--- start of Available records ---
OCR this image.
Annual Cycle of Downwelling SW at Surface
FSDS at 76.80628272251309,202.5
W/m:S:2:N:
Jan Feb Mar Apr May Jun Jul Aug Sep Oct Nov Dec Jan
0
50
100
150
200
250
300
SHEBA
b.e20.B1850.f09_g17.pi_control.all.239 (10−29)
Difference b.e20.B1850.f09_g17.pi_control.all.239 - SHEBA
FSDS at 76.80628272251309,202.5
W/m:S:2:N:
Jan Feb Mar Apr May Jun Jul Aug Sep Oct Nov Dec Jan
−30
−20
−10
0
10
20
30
--- end of Available records ---
Task to complete => Transcribe all the entries, keeping each one exactly as it is.

Written solution =>
OCR this image.
Annual Cycle of Downwelling SW at Surface
FSDS at 76.80628272251309,202.5
W/m:S:2:N:
Jan Feb Mar Apr May Jun Jul Aug Sep Oct Nov Dec Jan
0
50
100
150
200
250
300
SHEBA
b.e20.B1850.f09_g17.pi_control.all.239 (10−29)
Difference b.e20.B1850.f09_g17.pi_control.all.239 - SHEBA
FSDS at 76.80628272251309,202.5
W/m:S:2:N:
Jan Feb Mar Apr May Jun Jul Aug Sep Oct Nov Dec Jan
−30
−20
−10
0
10
20
30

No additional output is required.